Begin EXTRACTED DATA

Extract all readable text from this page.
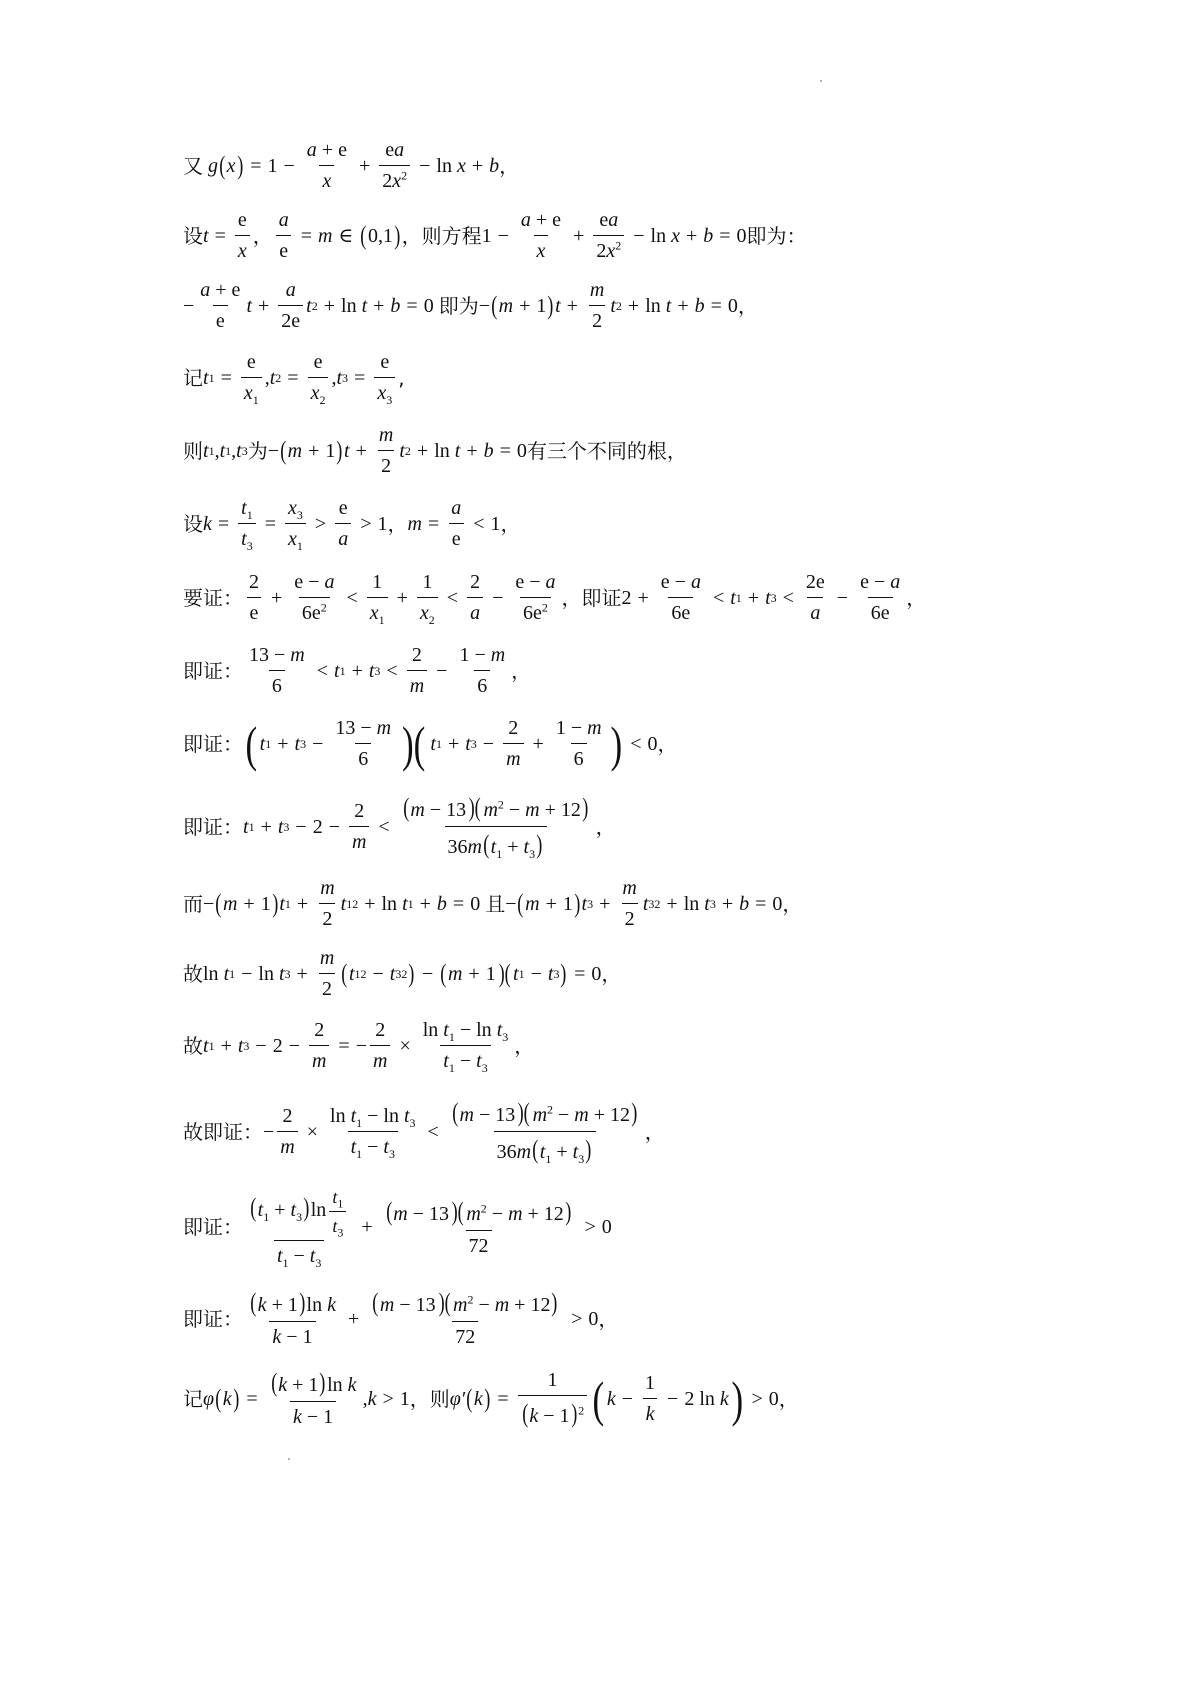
又 g ( x ) = $1 - \frac{a + e}{x} + \frac{ea}{2x^2} - \ln x + b$ ，
设 $t = \frac{e}{x}$ ， $\frac{a}{e} = m$ ∈ ( 0,1 ) ， 则方程 $1 - \frac{a + e}{x} + \frac{ea}{2x^2} - \ln x + b = 0$ 即为：
− $\frac{a + e}{e}$ $t + \frac{a}{2e}$ t 2 + ln t + b = 0 即为 − ( m + 1 ) $t + \frac{m}{2}$ t 2 + ln t + b = 0 ，
记 t $1 = \frac{e}{x_1}$ , t $2 = \frac{e}{x_2}$ , t $3 = \frac{e}{x_3}$ ,
则 t 1 , t 1 , t 3 为 − ( m + 1 ) $t + \frac{m}{2}$ t 2 + ln t + b = 0 有三个不同的根，
设 $k = \frac{t_1}{t_3} = \frac{x_3}{x_1} > \frac{e}{a} > 1$ ， $m = \frac{a}{e} < 1$ ，
要证： $\frac{2}{e} + \frac{e - a}{6e^2} < \frac{1}{x_1} + \frac{1}{x_2} < \frac{2}{a} - \frac{e - a}{6e^2}$ ，即证 $2 + \frac{e - a}{6e} < t$ 1 + t $3 < \frac{2e}{a} - \frac{e - a}{6e}$ ，
即证： $\frac{13 - m}{6} < t$ 1 + t $3 < \frac{2}{m} - \frac{1 - m}{6}$ ，
即证： ( t 1 + t $3 - \frac{13 - m}{6}$ )( t 1 + t $3 - \frac{2}{m} + \frac{1 - m}{6}$ ) < 0 ，
即证： t 1 + t $3 - 2 - \frac{2}{m} < \frac{(m - 13)( m^2 - m + 12)}{36m(t_1 + t_3)}$ ，
而 − ( m + 1 ) t $1 + \frac{m}{2}$ t 1 2 + ln t 1 + b = 0 且 − ( m + 1 ) t $3 + \frac{m}{2}$ t 3 2 + ln t 3 + b = 0 ，
故 ln t 1 − ln t $3 + \frac{m}{2}$ ( t 1 2 − t 3 2 ) − ( m + 1 )( t 1 − t 3 ) = 0 ，
故 t 1 + t $3 - 2 - \frac{2}{m}$ = − $\frac{2}{m} \times \frac{\ln t_1 - \ln t_3}{t_1 - t_3}$ ，
故即证： − $\frac{2}{m} \times \frac{\ln t_1 - \ln t_3}{t_1 - t_3} < \frac{(m - 13)( m^2 - m + 12)}{36m(t_1 + t_3)}$ ，
即证： $\frac{(t_1 + t_3)\ln \frac{t_1}{t_3}}{t_1 - t_3} + \frac{(m - 13)( m^2 - m + 12)}{72} > 0$
即证： $\frac{\text{(k + 1)ln k}}{k - 1} + \frac{(m - 13)( m^2 - m + 12)}{72} > 0$ ，
记 φ ( k ) = $\frac{\text{(k + 1)ln k}}{k - 1}$ , k > 1 ，则 φ′ ( k ) = $\frac{1}{(k - 1)^2}$ ( $k - \frac{1}{k} - 2$ ln k ) > 0 ，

End EXTRACTED DATA

**WORK TO BE COMPLETED:**
Track down all lines above with the string "times" and copy them.

**SOLUTION TO THE EXERCISE:**
故 t 1 + t $3 - 2 - \frac{2}{m}$ = − $\frac{2}{m} \times \frac{\ln t_1 - \ln t_3}{t_1 - t_3}$ ，
故即证： − $\frac{2}{m} \times \frac{\ln t_1 - \ln t_3}{t_1 - t_3} < \frac{(m - 13)( m^2 - m + 12)}{36m(t_1 + t_3)}$ ，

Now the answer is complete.